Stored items
_ _ _
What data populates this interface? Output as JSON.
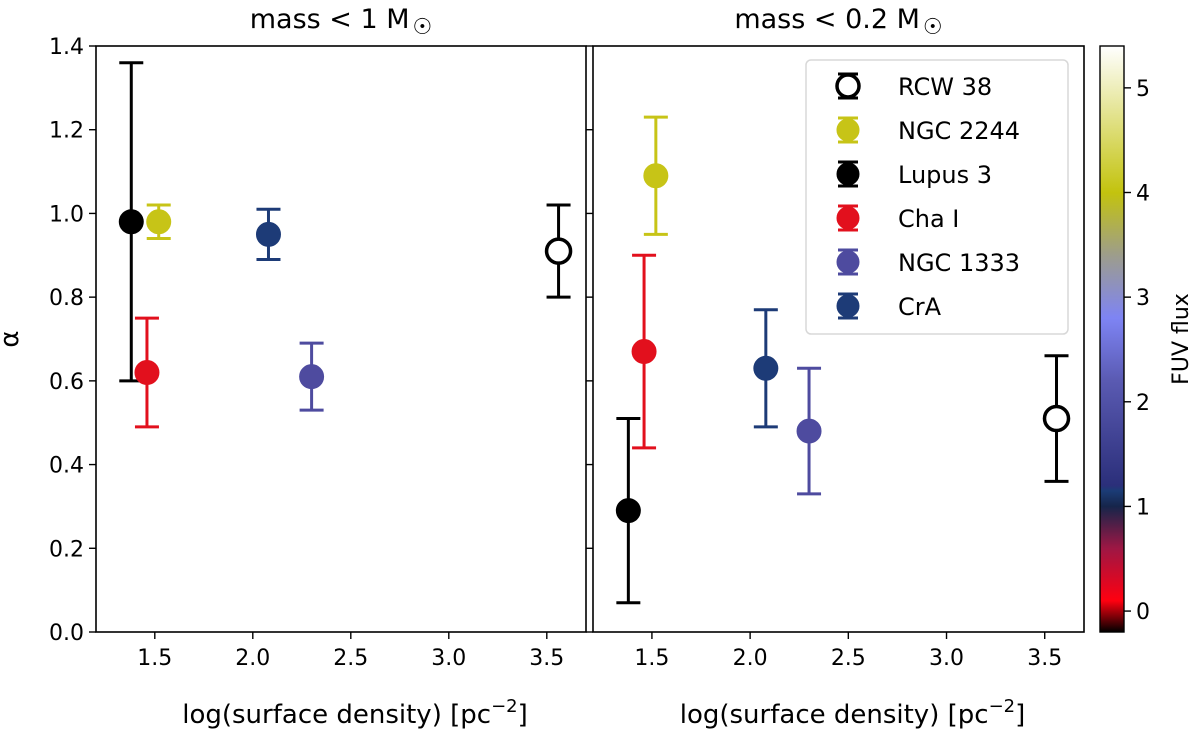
{
  "chart_data": [
    {
      "type": "scatter",
      "title": "mass < 1 M",
      "title_symbol": "☉",
      "xlabel": "log(surface density) [pc",
      "xlabel_sup": "−2",
      "xlabel_end": "]",
      "ylabel": "α",
      "xlim": [
        1.2,
        3.7
      ],
      "ylim": [
        0.0,
        1.4
      ],
      "xticks": [
        "1.5",
        "2.0",
        "2.5",
        "3.0",
        "3.5"
      ],
      "yticks": [
        "0.0",
        "0.2",
        "0.4",
        "0.6",
        "0.8",
        "1.0",
        "1.2",
        "1.4"
      ],
      "series": [
        {
          "name": "RCW 38",
          "x": 3.56,
          "y": 0.91,
          "err": 0.11,
          "color": "#ffffff",
          "edge": "#000000",
          "errcolor": "#000000"
        },
        {
          "name": "NGC 2244",
          "x": 1.52,
          "y": 0.98,
          "err": 0.04,
          "color": "#c7c417",
          "edge": "#c7c417",
          "errcolor": "#c7c417"
        },
        {
          "name": "Lupus 3",
          "x": 1.38,
          "y": 0.98,
          "err": 0.38,
          "color": "#000000",
          "edge": "#000000",
          "errcolor": "#000000"
        },
        {
          "name": "Cha I",
          "x": 1.46,
          "y": 0.62,
          "err": 0.13,
          "color": "#e2101d",
          "edge": "#e2101d",
          "errcolor": "#e2101d"
        },
        {
          "name": "NGC 1333",
          "x": 2.3,
          "y": 0.61,
          "err": 0.08,
          "color": "#4e4b9f",
          "edge": "#4e4b9f",
          "errcolor": "#4e4b9f"
        },
        {
          "name": "CrA",
          "x": 2.08,
          "y": 0.95,
          "err": 0.06,
          "color": "#1d3b77",
          "edge": "#1d3b77",
          "errcolor": "#1d3b77"
        }
      ]
    },
    {
      "type": "scatter",
      "title": "mass < 0.2 M",
      "title_symbol": "☉",
      "xlabel": "log(surface density) [pc",
      "xlabel_sup": "−2",
      "xlabel_end": "]",
      "xlim": [
        1.2,
        3.7
      ],
      "ylim": [
        0.0,
        1.4
      ],
      "xticks": [
        "1.5",
        "2.0",
        "2.5",
        "3.0",
        "3.5"
      ],
      "series": [
        {
          "name": "RCW 38",
          "x": 3.56,
          "y": 0.51,
          "err": 0.15,
          "color": "#ffffff",
          "edge": "#000000",
          "errcolor": "#000000"
        },
        {
          "name": "NGC 2244",
          "x": 1.52,
          "y": 1.09,
          "err": 0.14,
          "color": "#c7c417",
          "edge": "#c7c417",
          "errcolor": "#c7c417"
        },
        {
          "name": "Lupus 3",
          "x": 1.38,
          "y": 0.29,
          "err": 0.22,
          "color": "#000000",
          "edge": "#000000",
          "errcolor": "#000000"
        },
        {
          "name": "Cha I",
          "x": 1.46,
          "y": 0.67,
          "err": 0.23,
          "color": "#e2101d",
          "edge": "#e2101d",
          "errcolor": "#e2101d"
        },
        {
          "name": "NGC 1333",
          "x": 2.3,
          "y": 0.48,
          "err": 0.15,
          "color": "#4e4b9f",
          "edge": "#4e4b9f",
          "errcolor": "#4e4b9f"
        },
        {
          "name": "CrA",
          "x": 2.08,
          "y": 0.63,
          "err": 0.14,
          "color": "#1d3b77",
          "edge": "#1d3b77",
          "errcolor": "#1d3b77"
        }
      ],
      "legend": {
        "placement": "top-right",
        "entries": [
          "RCW 38",
          "NGC 2244",
          "Lupus 3",
          "Cha I",
          "NGC 1333",
          "CrA"
        ]
      }
    }
  ],
  "colorbar": {
    "label": "FUV flux",
    "range": [
      -0.2,
      5.4
    ],
    "ticks": [
      "0",
      "1",
      "2",
      "3",
      "4",
      "5"
    ],
    "stops": [
      {
        "v": -0.2,
        "c": "#000000"
      },
      {
        "v": 0.1,
        "c": "#ff0010"
      },
      {
        "v": 0.6,
        "c": "#9e1744"
      },
      {
        "v": 1.0,
        "c": "#16254a"
      },
      {
        "v": 1.15,
        "c": "#1b3c76"
      },
      {
        "v": 1.2,
        "c": "#2b2f7a"
      },
      {
        "v": 2.2,
        "c": "#5a5ab2"
      },
      {
        "v": 2.8,
        "c": "#7e84f4"
      },
      {
        "v": 3.4,
        "c": "#9d9d8c"
      },
      {
        "v": 4.0,
        "c": "#c3c30e"
      },
      {
        "v": 5.4,
        "c": "#ffffff"
      }
    ]
  }
}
_ _ _
| PROBLEM STATEMENT |
Every line of text is to be repeated exactly; pictures are left out.

| FINAL RESULT |
What data populates this interface? Output as JSON.
{
  "chart_data": [
    {
      "type": "scatter",
      "title": "mass < 1 M",
      "title_symbol": "☉",
      "xlabel": "log(surface density) [pc",
      "xlabel_sup": "−2",
      "xlabel_end": "]",
      "ylabel": "α",
      "xlim": [
        1.2,
        3.7
      ],
      "ylim": [
        0.0,
        1.4
      ],
      "xticks": [
        "1.5",
        "2.0",
        "2.5",
        "3.0",
        "3.5"
      ],
      "yticks": [
        "0.0",
        "0.2",
        "0.4",
        "0.6",
        "0.8",
        "1.0",
        "1.2",
        "1.4"
      ],
      "series": [
        {
          "name": "RCW 38",
          "x": 3.56,
          "y": 0.91,
          "err": 0.11,
          "color": "#ffffff",
          "edge": "#000000",
          "errcolor": "#000000"
        },
        {
          "name": "NGC 2244",
          "x": 1.52,
          "y": 0.98,
          "err": 0.04,
          "color": "#c7c417",
          "edge": "#c7c417",
          "errcolor": "#c7c417"
        },
        {
          "name": "Lupus 3",
          "x": 1.38,
          "y": 0.98,
          "err": 0.38,
          "color": "#000000",
          "edge": "#000000",
          "errcolor": "#000000"
        },
        {
          "name": "Cha I",
          "x": 1.46,
          "y": 0.62,
          "err": 0.13,
          "color": "#e2101d",
          "edge": "#e2101d",
          "errcolor": "#e2101d"
        },
        {
          "name": "NGC 1333",
          "x": 2.3,
          "y": 0.61,
          "err": 0.08,
          "color": "#4e4b9f",
          "edge": "#4e4b9f",
          "errcolor": "#4e4b9f"
        },
        {
          "name": "CrA",
          "x": 2.08,
          "y": 0.95,
          "err": 0.06,
          "color": "#1d3b77",
          "edge": "#1d3b77",
          "errcolor": "#1d3b77"
        }
      ]
    },
    {
      "type": "scatter",
      "title": "mass < 0.2 M",
      "title_symbol": "☉",
      "xlabel": "log(surface density) [pc",
      "xlabel_sup": "−2",
      "xlabel_end": "]",
      "xlim": [
        1.2,
        3.7
      ],
      "ylim": [
        0.0,
        1.4
      ],
      "xticks": [
        "1.5",
        "2.0",
        "2.5",
        "3.0",
        "3.5"
      ],
      "series": [
        {
          "name": "RCW 38",
          "x": 3.56,
          "y": 0.51,
          "err": 0.15,
          "color": "#ffffff",
          "edge": "#000000",
          "errcolor": "#000000"
        },
        {
          "name": "NGC 2244",
          "x": 1.52,
          "y": 1.09,
          "err": 0.14,
          "color": "#c7c417",
          "edge": "#c7c417",
          "errcolor": "#c7c417"
        },
        {
          "name": "Lupus 3",
          "x": 1.38,
          "y": 0.29,
          "err": 0.22,
          "color": "#000000",
          "edge": "#000000",
          "errcolor": "#000000"
        },
        {
          "name": "Cha I",
          "x": 1.46,
          "y": 0.67,
          "err": 0.23,
          "color": "#e2101d",
          "edge": "#e2101d",
          "errcolor": "#e2101d"
        },
        {
          "name": "NGC 1333",
          "x": 2.3,
          "y": 0.48,
          "err": 0.15,
          "color": "#4e4b9f",
          "edge": "#4e4b9f",
          "errcolor": "#4e4b9f"
        },
        {
          "name": "CrA",
          "x": 2.08,
          "y": 0.63,
          "err": 0.14,
          "color": "#1d3b77",
          "edge": "#1d3b77",
          "errcolor": "#1d3b77"
        }
      ],
      "legend": {
        "placement": "top-right",
        "entries": [
          "RCW 38",
          "NGC 2244",
          "Lupus 3",
          "Cha I",
          "NGC 1333",
          "CrA"
        ]
      }
    }
  ],
  "colorbar": {
    "label": "FUV flux",
    "range": [
      -0.2,
      5.4
    ],
    "ticks": [
      "0",
      "1",
      "2",
      "3",
      "4",
      "5"
    ],
    "stops": [
      {
        "v": -0.2,
        "c": "#000000"
      },
      {
        "v": 0.1,
        "c": "#ff0010"
      },
      {
        "v": 0.6,
        "c": "#9e1744"
      },
      {
        "v": 1.0,
        "c": "#16254a"
      },
      {
        "v": 1.15,
        "c": "#1b3c76"
      },
      {
        "v": 1.2,
        "c": "#2b2f7a"
      },
      {
        "v": 2.2,
        "c": "#5a5ab2"
      },
      {
        "v": 2.8,
        "c": "#7e84f4"
      },
      {
        "v": 3.4,
        "c": "#9d9d8c"
      },
      {
        "v": 4.0,
        "c": "#c3c30e"
      },
      {
        "v": 5.4,
        "c": "#ffffff"
      }
    ]
  }
}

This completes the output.